◆ Your task
Give the material once more, word for word, without any images.

(Stored data)
┄┄┄┄┄┄
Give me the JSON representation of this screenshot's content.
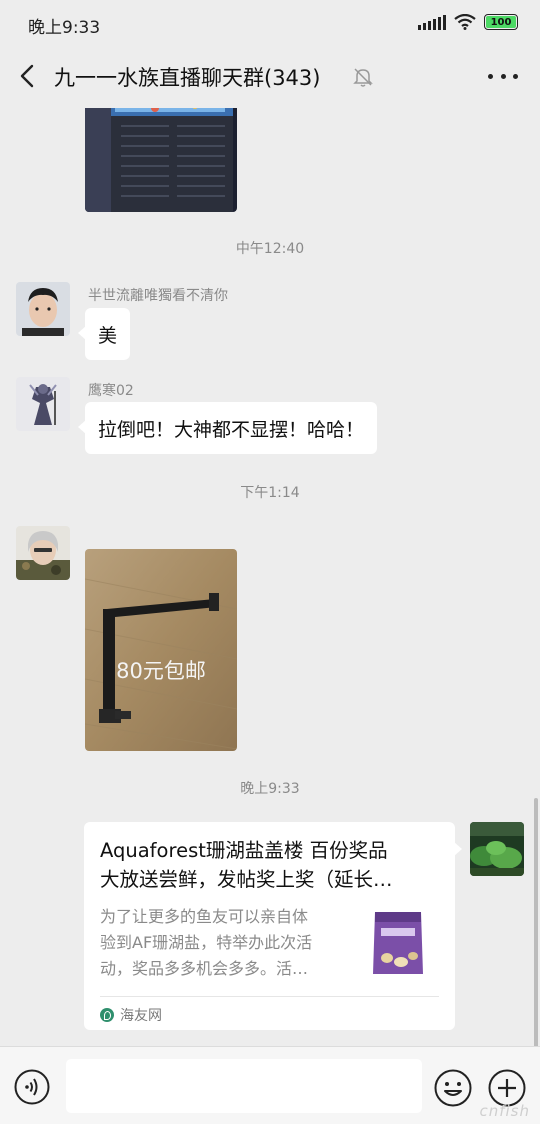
{
  "status_bar": {
    "time": "晚上9:33",
    "battery": "100"
  },
  "header": {
    "title": "九一一水族直播聊天群(343)"
  },
  "messages": {
    "timestamp_1": "中午12:40",
    "msg1": {
      "sender": "半世流離唯獨看不清你",
      "text": "美"
    },
    "msg2": {
      "sender": "鹰寒02",
      "text": "拉倒吧！大神都不显摆！哈哈！"
    },
    "timestamp_2": "下午1:14",
    "msg3": {
      "image_caption": "80元包邮"
    },
    "timestamp_3": "晚上9:33",
    "card": {
      "title_line1": "Aquaforest珊湖盐盖楼 百份奖品",
      "title_line2": "大放送尝鲜，发帖奖上奖（延长…",
      "desc_line1": "为了让更多的鱼友可以亲自体",
      "desc_line2": "验到AF珊湖盐，特举办此次活",
      "desc_line3": "动，奖品多多机会多多。活…",
      "source": "海友网"
    }
  },
  "input_bar": {
    "placeholder": ""
  },
  "watermark": "cnfish"
}
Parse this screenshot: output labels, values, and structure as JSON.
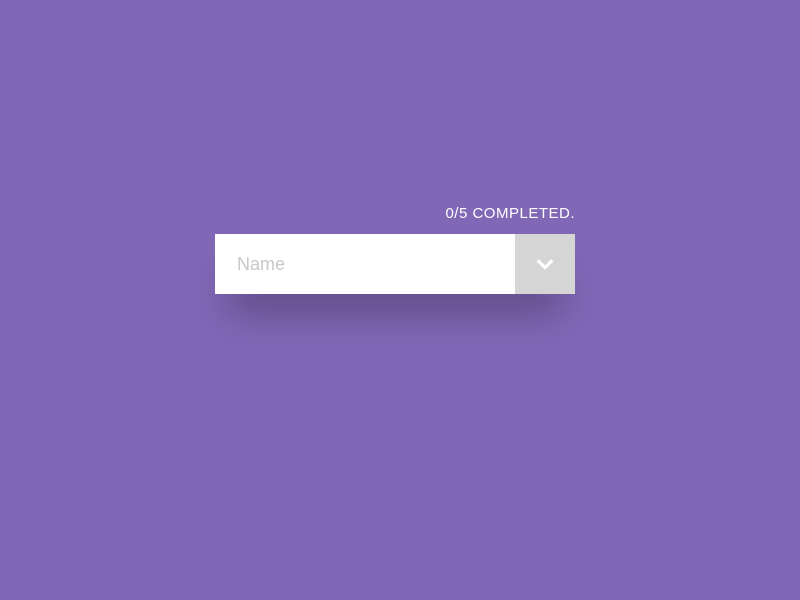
{
  "progress": {
    "current": 0,
    "total": 5,
    "text": "0/5 COMPLETED."
  },
  "field": {
    "label": "Name"
  },
  "colors": {
    "background": "#8168B7",
    "fieldBg": "#ffffff",
    "buttonBg": "#d5d5d5",
    "labelText": "#c8c8c8",
    "progressText": "#ffffff",
    "chevron": "#ffffff"
  }
}
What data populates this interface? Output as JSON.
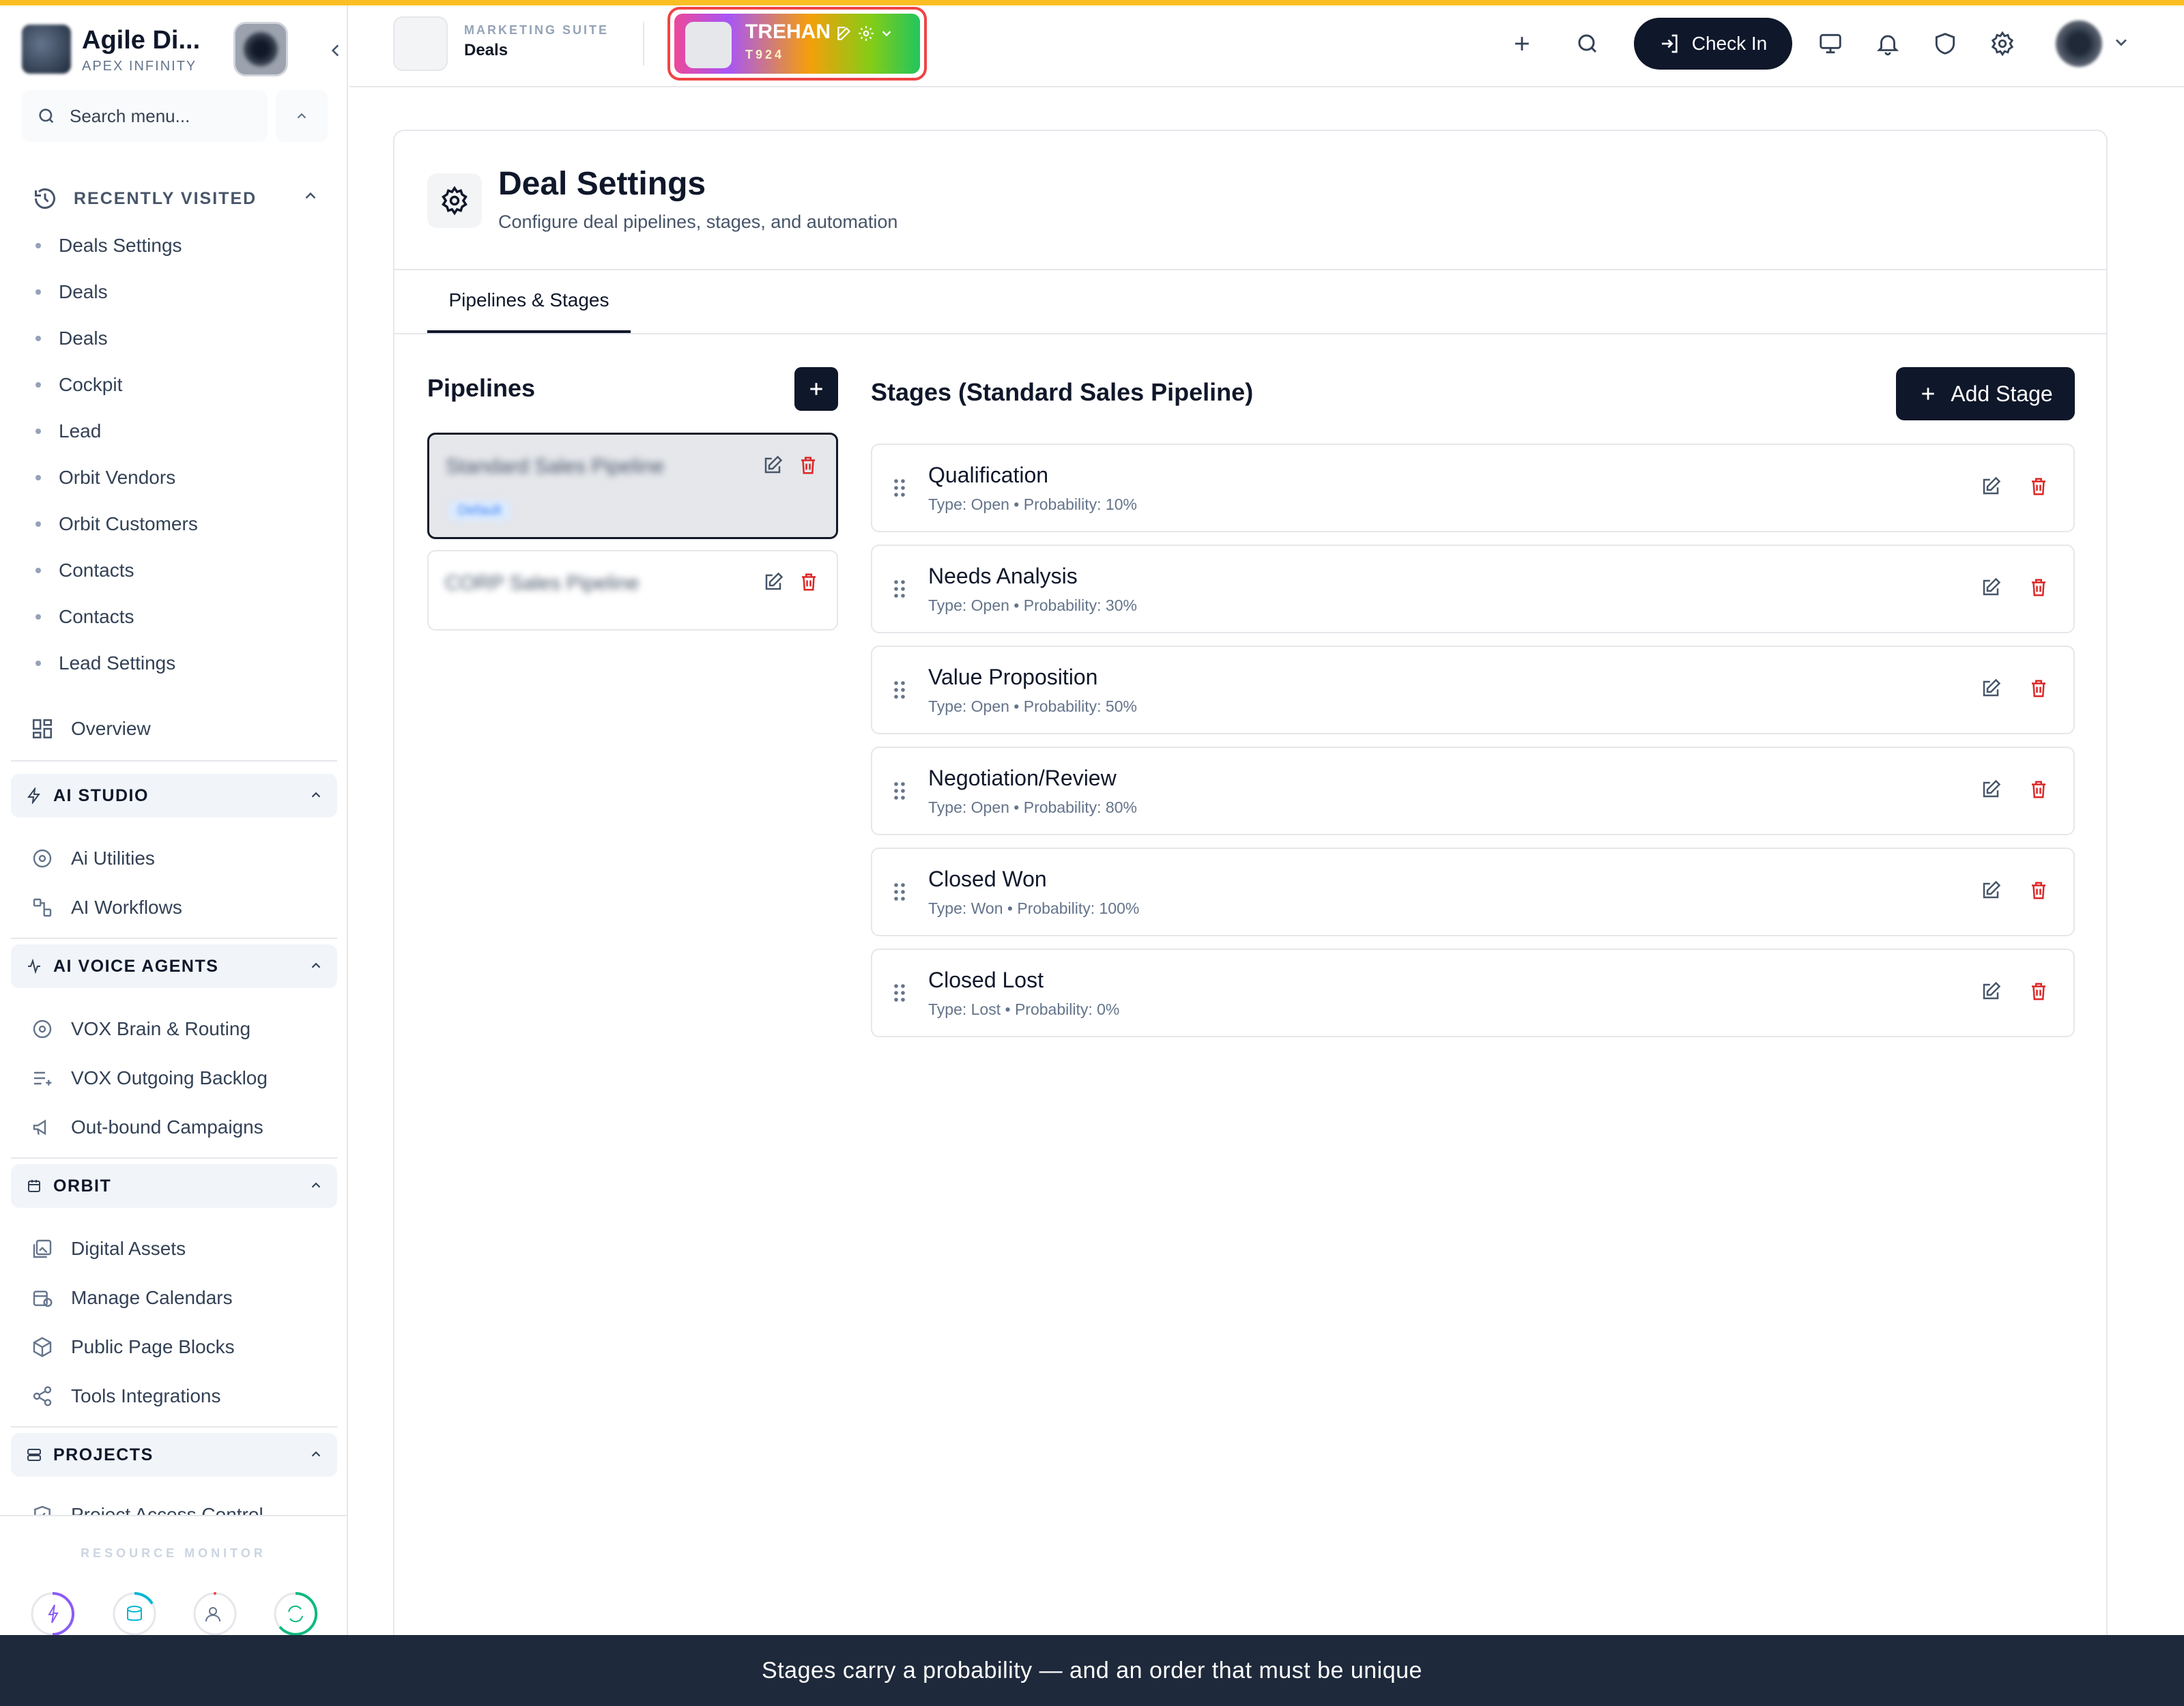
{
  "sidebar": {
    "brand_name": "Agile Di...",
    "brand_sub": "APEX INFINITY",
    "search_placeholder": "Search menu...",
    "recent_title": "RECENTLY VISITED",
    "recent": [
      "Deals Settings",
      "Deals",
      "Deals",
      "Cockpit",
      "Lead",
      "Orbit Vendors",
      "Orbit Customers",
      "Contacts",
      "Contacts",
      "Lead Settings"
    ],
    "overview_label": "Overview",
    "sections": {
      "ai_studio": {
        "title": "AI STUDIO",
        "items": [
          "Ai Utilities",
          "AI Workflows"
        ]
      },
      "ai_voice": {
        "title": "AI VOICE AGENTS",
        "items": [
          "VOX Brain & Routing",
          "VOX Outgoing Backlog",
          "Out-bound Campaigns"
        ]
      },
      "orbit": {
        "title": "ORBIT",
        "items": [
          "Digital Assets",
          "Manage Calendars",
          "Public Page Blocks",
          "Tools Integrations"
        ]
      },
      "projects": {
        "title": "PROJECTS",
        "items": [
          "Project Access Control"
        ]
      }
    },
    "resource_monitor": "RESOURCE MONITOR"
  },
  "header": {
    "app_kicker": "MARKETING SUITE",
    "app_title": "Deals",
    "tenant_name": "TREHAN",
    "tenant_code": "T924",
    "checkin_label": "Check In"
  },
  "page": {
    "title": "Deal Settings",
    "subtitle": "Configure deal pipelines, stages, and automation",
    "tab": "Pipelines & Stages",
    "pipelines_title": "Pipelines",
    "pipelines": [
      {
        "name": "Standard Sales Pipeline",
        "badge": "Default"
      },
      {
        "name": "CORP Sales Pipeline"
      }
    ],
    "stages_title": "Stages (Standard Sales Pipeline)",
    "add_stage_label": "Add Stage",
    "stages": [
      {
        "name": "Qualification",
        "meta": "Type: Open • Probability: 10%"
      },
      {
        "name": "Needs Analysis",
        "meta": "Type: Open • Probability: 30%"
      },
      {
        "name": "Value Proposition",
        "meta": "Type: Open • Probability: 50%"
      },
      {
        "name": "Negotiation/Review",
        "meta": "Type: Open • Probability: 80%"
      },
      {
        "name": "Closed Won",
        "meta": "Type: Won • Probability: 100%"
      },
      {
        "name": "Closed Lost",
        "meta": "Type: Lost • Probability: 0%"
      }
    ]
  },
  "caption": "Stages carry a probability — and an order that must be unique",
  "colors": {
    "accent": "#0f172a",
    "danger": "#dc2626",
    "stripe": "#fbbf24"
  }
}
┄┄┄┄┄┄
◆ Reply to the task
Give me the JSON representation of this screenshot's content.
{
  "status_bar": {
    "time": "晚上9:33",
    "battery": "100"
  },
  "header": {
    "title": "九一一水族直播聊天群(343)"
  },
  "messages": {
    "timestamp_1": "中午12:40",
    "msg1": {
      "sender": "半世流離唯獨看不清你",
      "text": "美"
    },
    "msg2": {
      "sender": "鹰寒02",
      "text": "拉倒吧！大神都不显摆！哈哈！"
    },
    "timestamp_2": "下午1:14",
    "msg3": {
      "image_caption": "80元包邮"
    },
    "timestamp_3": "晚上9:33",
    "card": {
      "title_line1": "Aquaforest珊湖盐盖楼 百份奖品",
      "title_line2": "大放送尝鲜，发帖奖上奖（延长…",
      "desc_line1": "为了让更多的鱼友可以亲自体",
      "desc_line2": "验到AF珊湖盐，特举办此次活",
      "desc_line3": "动，奖品多多机会多多。活…",
      "source": "海友网"
    }
  },
  "input_bar": {
    "placeholder": ""
  },
  "watermark": "cnfish"
}
Parse this screenshot: output labels, values, and structure as JSON.
{
  "progress": {
    "current": 0,
    "total": 5,
    "text": "0/5 COMPLETED."
  },
  "field": {
    "label": "Name"
  },
  "colors": {
    "background": "#8168B7",
    "fieldBg": "#ffffff",
    "buttonBg": "#d5d5d5",
    "labelText": "#c8c8c8",
    "progressText": "#ffffff",
    "chevron": "#ffffff"
  }
}
What data populates this interface? Output as JSON.
{
  "sidebar": {
    "brand_name": "Agile Di...",
    "brand_sub": "APEX INFINITY",
    "search_placeholder": "Search menu...",
    "recent_title": "RECENTLY VISITED",
    "recent": [
      "Deals Settings",
      "Deals",
      "Deals",
      "Cockpit",
      "Lead",
      "Orbit Vendors",
      "Orbit Customers",
      "Contacts",
      "Contacts",
      "Lead Settings"
    ],
    "overview_label": "Overview",
    "sections": {
      "ai_studio": {
        "title": "AI STUDIO",
        "items": [
          "Ai Utilities",
          "AI Workflows"
        ]
      },
      "ai_voice": {
        "title": "AI VOICE AGENTS",
        "items": [
          "VOX Brain & Routing",
          "VOX Outgoing Backlog",
          "Out-bound Campaigns"
        ]
      },
      "orbit": {
        "title": "ORBIT",
        "items": [
          "Digital Assets",
          "Manage Calendars",
          "Public Page Blocks",
          "Tools Integrations"
        ]
      },
      "projects": {
        "title": "PROJECTS",
        "items": [
          "Project Access Control"
        ]
      }
    },
    "resource_monitor": "RESOURCE MONITOR"
  },
  "header": {
    "app_kicker": "MARKETING SUITE",
    "app_title": "Deals",
    "tenant_name": "TREHAN",
    "tenant_code": "T924",
    "checkin_label": "Check In"
  },
  "page": {
    "title": "Deal Settings",
    "subtitle": "Configure deal pipelines, stages, and automation",
    "tab": "Pipelines & Stages",
    "pipelines_title": "Pipelines",
    "pipelines": [
      {
        "name": "Standard Sales Pipeline",
        "badge": "Default"
      },
      {
        "name": "CORP Sales Pipeline"
      }
    ],
    "stages_title": "Stages (Standard Sales Pipeline)",
    "add_stage_label": "Add Stage",
    "stages": [
      {
        "name": "Qualification",
        "meta": "Type: Open • Probability: 10%"
      },
      {
        "name": "Needs Analysis",
        "meta": "Type: Open • Probability: 30%"
      },
      {
        "name": "Value Proposition",
        "meta": "Type: Open • Probability: 50%"
      },
      {
        "name": "Negotiation/Review",
        "meta": "Type: Open • Probability: 80%"
      },
      {
        "name": "Closed Won",
        "meta": "Type: Won • Probability: 100%"
      },
      {
        "name": "Closed Lost",
        "meta": "Type: Lost • Probability: 0%"
      }
    ]
  },
  "caption": "Stages carry a probability — and an order that must be unique",
  "colors": {
    "accent": "#0f172a",
    "danger": "#dc2626",
    "stripe": "#fbbf24"
  }
}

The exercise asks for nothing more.